**OBJECTIVE**
Print the data that follows exactly.

Saved entries
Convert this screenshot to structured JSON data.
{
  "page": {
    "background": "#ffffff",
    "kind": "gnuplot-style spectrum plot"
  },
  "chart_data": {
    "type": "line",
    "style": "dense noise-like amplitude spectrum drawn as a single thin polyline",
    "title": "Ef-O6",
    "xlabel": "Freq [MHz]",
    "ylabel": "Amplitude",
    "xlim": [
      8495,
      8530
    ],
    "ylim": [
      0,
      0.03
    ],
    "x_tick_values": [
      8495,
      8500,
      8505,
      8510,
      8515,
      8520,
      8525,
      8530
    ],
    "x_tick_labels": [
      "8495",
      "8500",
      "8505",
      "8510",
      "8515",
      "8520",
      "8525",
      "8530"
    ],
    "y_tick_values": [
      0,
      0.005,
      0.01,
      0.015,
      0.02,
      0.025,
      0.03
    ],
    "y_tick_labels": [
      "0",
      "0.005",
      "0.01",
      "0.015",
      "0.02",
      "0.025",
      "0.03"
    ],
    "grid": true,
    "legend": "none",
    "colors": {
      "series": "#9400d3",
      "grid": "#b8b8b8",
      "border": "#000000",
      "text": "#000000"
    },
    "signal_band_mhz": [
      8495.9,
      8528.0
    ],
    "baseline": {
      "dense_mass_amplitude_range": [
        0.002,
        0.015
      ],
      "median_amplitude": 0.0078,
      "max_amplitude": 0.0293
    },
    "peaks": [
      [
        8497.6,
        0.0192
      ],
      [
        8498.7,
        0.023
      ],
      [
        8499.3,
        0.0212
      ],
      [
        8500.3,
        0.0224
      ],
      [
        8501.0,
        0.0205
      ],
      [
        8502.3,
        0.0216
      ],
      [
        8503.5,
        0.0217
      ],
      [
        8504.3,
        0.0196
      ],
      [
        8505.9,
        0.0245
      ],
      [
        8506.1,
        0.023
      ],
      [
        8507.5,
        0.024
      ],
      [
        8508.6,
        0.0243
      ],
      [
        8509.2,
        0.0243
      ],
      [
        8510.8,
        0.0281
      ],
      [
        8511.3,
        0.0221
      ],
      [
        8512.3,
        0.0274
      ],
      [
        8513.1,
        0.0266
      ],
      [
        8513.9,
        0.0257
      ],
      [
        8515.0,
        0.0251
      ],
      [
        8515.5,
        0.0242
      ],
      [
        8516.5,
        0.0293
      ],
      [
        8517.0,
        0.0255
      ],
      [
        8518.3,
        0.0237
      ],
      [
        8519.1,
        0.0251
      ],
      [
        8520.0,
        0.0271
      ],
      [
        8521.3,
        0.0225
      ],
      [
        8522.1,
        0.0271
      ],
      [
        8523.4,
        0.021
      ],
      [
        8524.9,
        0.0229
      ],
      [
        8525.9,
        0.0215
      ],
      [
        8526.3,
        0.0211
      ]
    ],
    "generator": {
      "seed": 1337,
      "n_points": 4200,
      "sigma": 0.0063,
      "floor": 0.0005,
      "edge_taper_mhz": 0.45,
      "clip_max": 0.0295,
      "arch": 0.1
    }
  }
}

**SOLUTION FOR THIS TASK**
Convert this screenshot to structured JSON data.
{
  "page": {
    "background": "#ffffff",
    "kind": "gnuplot-style spectrum plot"
  },
  "chart_data": {
    "type": "line",
    "style": "dense noise-like amplitude spectrum drawn as a single thin polyline",
    "title": "Ef-O6",
    "xlabel": "Freq [MHz]",
    "ylabel": "Amplitude",
    "xlim": [
      8495,
      8530
    ],
    "ylim": [
      0,
      0.03
    ],
    "x_tick_values": [
      8495,
      8500,
      8505,
      8510,
      8515,
      8520,
      8525,
      8530
    ],
    "x_tick_labels": [
      "8495",
      "8500",
      "8505",
      "8510",
      "8515",
      "8520",
      "8525",
      "8530"
    ],
    "y_tick_values": [
      0,
      0.005,
      0.01,
      0.015,
      0.02,
      0.025,
      0.03
    ],
    "y_tick_labels": [
      "0",
      "0.005",
      "0.01",
      "0.015",
      "0.02",
      "0.025",
      "0.03"
    ],
    "grid": true,
    "legend": "none",
    "colors": {
      "series": "#9400d3",
      "grid": "#b8b8b8",
      "border": "#000000",
      "text": "#000000"
    },
    "signal_band_mhz": [
      8495.9,
      8528.0
    ],
    "baseline": {
      "dense_mass_amplitude_range": [
        0.002,
        0.015
      ],
      "median_amplitude": 0.0078,
      "max_amplitude": 0.0293
    },
    "peaks": [
      [
        8497.6,
        0.0192
      ],
      [
        8498.7,
        0.023
      ],
      [
        8499.3,
        0.0212
      ],
      [
        8500.3,
        0.0224
      ],
      [
        8501.0,
        0.0205
      ],
      [
        8502.3,
        0.0216
      ],
      [
        8503.5,
        0.0217
      ],
      [
        8504.3,
        0.0196
      ],
      [
        8505.9,
        0.0245
      ],
      [
        8506.1,
        0.023
      ],
      [
        8507.5,
        0.024
      ],
      [
        8508.6,
        0.0243
      ],
      [
        8509.2,
        0.0243
      ],
      [
        8510.8,
        0.0281
      ],
      [
        8511.3,
        0.0221
      ],
      [
        8512.3,
        0.0274
      ],
      [
        8513.1,
        0.0266
      ],
      [
        8513.9,
        0.0257
      ],
      [
        8515.0,
        0.0251
      ],
      [
        8515.5,
        0.0242
      ],
      [
        8516.5,
        0.0293
      ],
      [
        8517.0,
        0.0255
      ],
      [
        8518.3,
        0.0237
      ],
      [
        8519.1,
        0.0251
      ],
      [
        8520.0,
        0.0271
      ],
      [
        8521.3,
        0.0225
      ],
      [
        8522.1,
        0.0271
      ],
      [
        8523.4,
        0.021
      ],
      [
        8524.9,
        0.0229
      ],
      [
        8525.9,
        0.0215
      ],
      [
        8526.3,
        0.0211
      ]
    ],
    "generator": {
      "seed": 1337,
      "n_points": 4200,
      "sigma": 0.0063,
      "floor": 0.0005,
      "edge_taper_mhz": 0.45,
      "clip_max": 0.0295,
      "arch": 0.1
    }
  }
}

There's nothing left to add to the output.